▸ Short problem: Omit the pictures and output every entry below exactly as written.
begin Available records
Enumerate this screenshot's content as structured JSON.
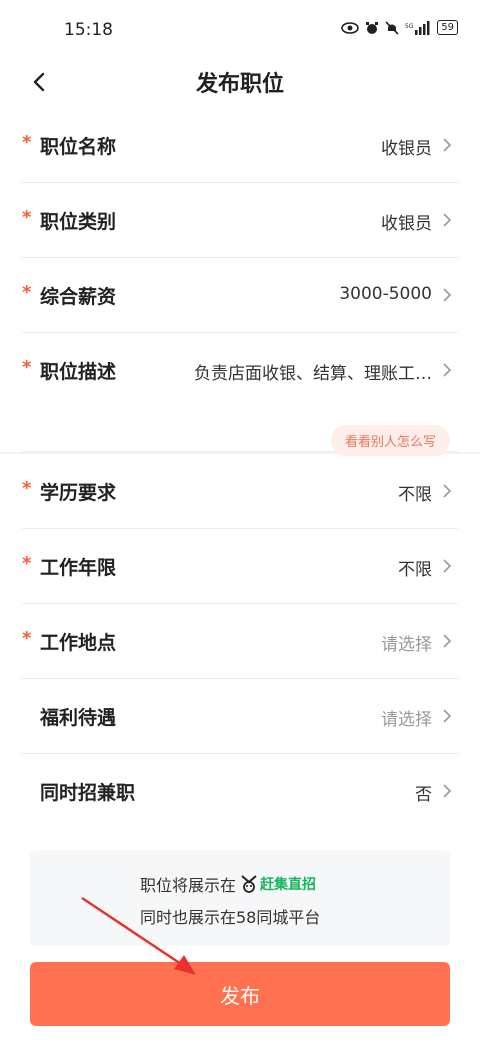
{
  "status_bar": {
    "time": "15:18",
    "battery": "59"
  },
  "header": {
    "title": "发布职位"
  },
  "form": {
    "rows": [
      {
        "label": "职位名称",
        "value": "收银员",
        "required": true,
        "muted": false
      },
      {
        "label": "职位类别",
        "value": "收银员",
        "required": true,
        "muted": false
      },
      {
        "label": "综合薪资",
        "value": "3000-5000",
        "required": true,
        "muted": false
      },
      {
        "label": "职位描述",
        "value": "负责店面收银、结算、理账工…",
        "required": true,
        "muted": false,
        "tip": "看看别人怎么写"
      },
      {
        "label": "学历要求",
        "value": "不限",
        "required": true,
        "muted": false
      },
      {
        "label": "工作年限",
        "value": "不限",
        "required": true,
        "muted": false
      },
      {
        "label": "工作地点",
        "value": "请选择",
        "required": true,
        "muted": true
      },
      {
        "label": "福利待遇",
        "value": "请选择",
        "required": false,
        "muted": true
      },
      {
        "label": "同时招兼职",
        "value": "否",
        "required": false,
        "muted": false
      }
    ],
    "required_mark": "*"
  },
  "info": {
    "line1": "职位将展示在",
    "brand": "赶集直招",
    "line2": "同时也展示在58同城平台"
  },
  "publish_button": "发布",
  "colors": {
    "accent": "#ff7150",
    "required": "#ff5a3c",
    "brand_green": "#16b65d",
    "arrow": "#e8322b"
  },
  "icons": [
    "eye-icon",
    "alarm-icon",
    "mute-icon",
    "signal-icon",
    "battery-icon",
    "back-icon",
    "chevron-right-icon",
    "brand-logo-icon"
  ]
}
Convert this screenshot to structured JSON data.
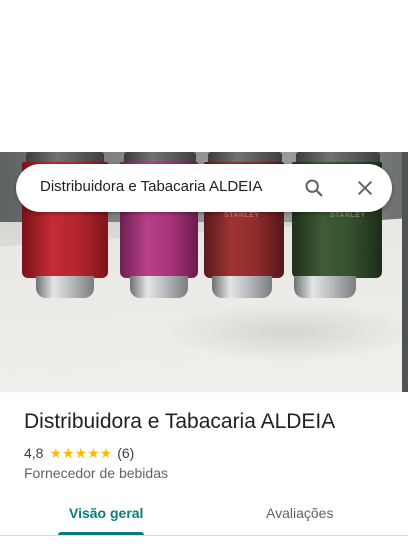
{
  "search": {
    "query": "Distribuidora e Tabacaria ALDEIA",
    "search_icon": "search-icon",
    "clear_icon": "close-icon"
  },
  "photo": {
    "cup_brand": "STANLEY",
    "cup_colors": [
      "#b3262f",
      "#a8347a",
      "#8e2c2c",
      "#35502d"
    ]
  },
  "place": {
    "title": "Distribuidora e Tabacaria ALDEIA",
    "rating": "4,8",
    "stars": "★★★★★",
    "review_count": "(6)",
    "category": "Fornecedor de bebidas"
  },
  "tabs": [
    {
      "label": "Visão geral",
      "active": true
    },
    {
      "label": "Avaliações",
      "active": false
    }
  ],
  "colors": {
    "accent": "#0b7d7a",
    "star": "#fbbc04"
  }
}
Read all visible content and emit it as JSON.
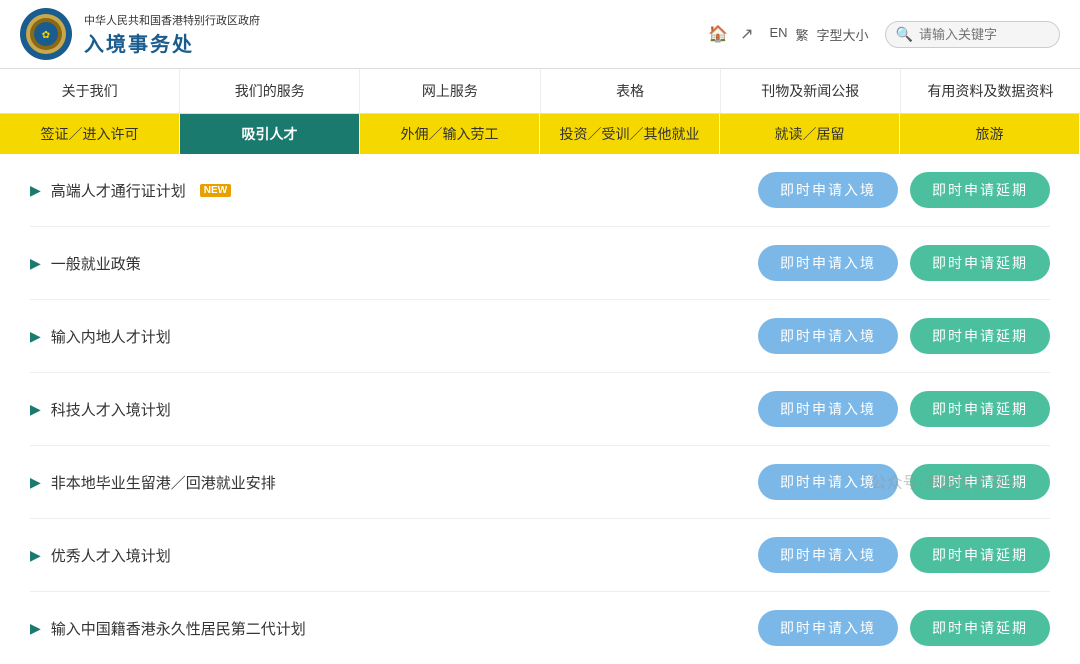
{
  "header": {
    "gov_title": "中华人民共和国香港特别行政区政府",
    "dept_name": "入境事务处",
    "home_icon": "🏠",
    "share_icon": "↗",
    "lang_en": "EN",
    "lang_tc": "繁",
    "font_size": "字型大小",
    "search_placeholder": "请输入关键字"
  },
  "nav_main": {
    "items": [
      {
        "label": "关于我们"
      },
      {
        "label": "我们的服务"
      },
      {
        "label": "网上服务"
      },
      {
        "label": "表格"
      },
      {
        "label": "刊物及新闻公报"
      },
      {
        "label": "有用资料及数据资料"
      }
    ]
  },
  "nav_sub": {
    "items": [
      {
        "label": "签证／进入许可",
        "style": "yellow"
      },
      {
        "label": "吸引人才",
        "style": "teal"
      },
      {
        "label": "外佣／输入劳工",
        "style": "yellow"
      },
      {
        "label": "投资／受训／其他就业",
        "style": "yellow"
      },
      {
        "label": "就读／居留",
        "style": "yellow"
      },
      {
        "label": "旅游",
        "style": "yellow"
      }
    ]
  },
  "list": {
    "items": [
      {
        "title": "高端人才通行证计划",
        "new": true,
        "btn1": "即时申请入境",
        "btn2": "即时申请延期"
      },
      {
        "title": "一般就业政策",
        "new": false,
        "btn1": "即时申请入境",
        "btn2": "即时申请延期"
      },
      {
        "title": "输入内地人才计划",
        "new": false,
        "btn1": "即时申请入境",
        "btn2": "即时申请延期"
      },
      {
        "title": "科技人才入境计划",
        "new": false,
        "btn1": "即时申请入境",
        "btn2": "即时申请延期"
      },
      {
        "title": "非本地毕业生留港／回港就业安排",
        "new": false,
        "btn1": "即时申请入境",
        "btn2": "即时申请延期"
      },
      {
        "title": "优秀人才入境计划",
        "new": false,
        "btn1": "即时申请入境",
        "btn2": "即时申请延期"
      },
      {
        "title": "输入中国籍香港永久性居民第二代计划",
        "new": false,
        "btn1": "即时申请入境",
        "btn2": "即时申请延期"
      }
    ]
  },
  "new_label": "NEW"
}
end Available records
▸ Written solution:
Enumerate this screenshot's content as structured JSON.
{
  "status_bar": {
    "time": "15:18",
    "battery": "59"
  },
  "header": {
    "title": "发布职位"
  },
  "form": {
    "rows": [
      {
        "label": "职位名称",
        "value": "收银员",
        "required": true,
        "muted": false
      },
      {
        "label": "职位类别",
        "value": "收银员",
        "required": true,
        "muted": false
      },
      {
        "label": "综合薪资",
        "value": "3000-5000",
        "required": true,
        "muted": false
      },
      {
        "label": "职位描述",
        "value": "负责店面收银、结算、理账工…",
        "required": true,
        "muted": false,
        "tip": "看看别人怎么写"
      },
      {
        "label": "学历要求",
        "value": "不限",
        "required": true,
        "muted": false
      },
      {
        "label": "工作年限",
        "value": "不限",
        "required": true,
        "muted": false
      },
      {
        "label": "工作地点",
        "value": "请选择",
        "required": true,
        "muted": true
      },
      {
        "label": "福利待遇",
        "value": "请选择",
        "required": false,
        "muted": true
      },
      {
        "label": "同时招兼职",
        "value": "否",
        "required": false,
        "muted": false
      }
    ],
    "required_mark": "*"
  },
  "info": {
    "line1": "职位将展示在",
    "brand": "赶集直招",
    "line2": "同时也展示在58同城平台"
  },
  "publish_button": "发布",
  "colors": {
    "accent": "#ff7150",
    "required": "#ff5a3c",
    "brand_green": "#16b65d",
    "arrow": "#e8322b"
  },
  "icons": [
    "eye-icon",
    "alarm-icon",
    "mute-icon",
    "signal-icon",
    "battery-icon",
    "back-icon",
    "chevron-right-icon",
    "brand-logo-icon"
  ]
}
Convert this screenshot to structured JSON data.
{
  "search": {
    "query": "Distribuidora e Tabacaria ALDEIA",
    "search_icon": "search-icon",
    "clear_icon": "close-icon"
  },
  "photo": {
    "cup_brand": "STANLEY",
    "cup_colors": [
      "#b3262f",
      "#a8347a",
      "#8e2c2c",
      "#35502d"
    ]
  },
  "place": {
    "title": "Distribuidora e Tabacaria ALDEIA",
    "rating": "4,8",
    "stars": "★★★★★",
    "review_count": "(6)",
    "category": "Fornecedor de bebidas"
  },
  "tabs": [
    {
      "label": "Visão geral",
      "active": true
    },
    {
      "label": "Avaliações",
      "active": false
    }
  ],
  "colors": {
    "accent": "#0b7d7a",
    "star": "#fbbc04"
  }
}
Read all visible content and emit it as JSON.
{
  "header": {
    "gov_title": "中华人民共和国香港特别行政区政府",
    "dept_name": "入境事务处",
    "home_icon": "🏠",
    "share_icon": "↗",
    "lang_en": "EN",
    "lang_tc": "繁",
    "font_size": "字型大小",
    "search_placeholder": "请输入关键字"
  },
  "nav_main": {
    "items": [
      {
        "label": "关于我们"
      },
      {
        "label": "我们的服务"
      },
      {
        "label": "网上服务"
      },
      {
        "label": "表格"
      },
      {
        "label": "刊物及新闻公报"
      },
      {
        "label": "有用资料及数据资料"
      }
    ]
  },
  "nav_sub": {
    "items": [
      {
        "label": "签证／进入许可",
        "style": "yellow"
      },
      {
        "label": "吸引人才",
        "style": "teal"
      },
      {
        "label": "外佣／输入劳工",
        "style": "yellow"
      },
      {
        "label": "投资／受训／其他就业",
        "style": "yellow"
      },
      {
        "label": "就读／居留",
        "style": "yellow"
      },
      {
        "label": "旅游",
        "style": "yellow"
      }
    ]
  },
  "list": {
    "items": [
      {
        "title": "高端人才通行证计划",
        "new": true,
        "btn1": "即时申请入境",
        "btn2": "即时申请延期"
      },
      {
        "title": "一般就业政策",
        "new": false,
        "btn1": "即时申请入境",
        "btn2": "即时申请延期"
      },
      {
        "title": "输入内地人才计划",
        "new": false,
        "btn1": "即时申请入境",
        "btn2": "即时申请延期"
      },
      {
        "title": "科技人才入境计划",
        "new": false,
        "btn1": "即时申请入境",
        "btn2": "即时申请延期"
      },
      {
        "title": "非本地毕业生留港／回港就业安排",
        "new": false,
        "btn1": "即时申请入境",
        "btn2": "即时申请延期"
      },
      {
        "title": "优秀人才入境计划",
        "new": false,
        "btn1": "即时申请入境",
        "btn2": "即时申请延期"
      },
      {
        "title": "输入中国籍香港永久性居民第二代计划",
        "new": false,
        "btn1": "即时申请入境",
        "btn2": "即时申请延期"
      }
    ]
  },
  "new_label": "NEW"
}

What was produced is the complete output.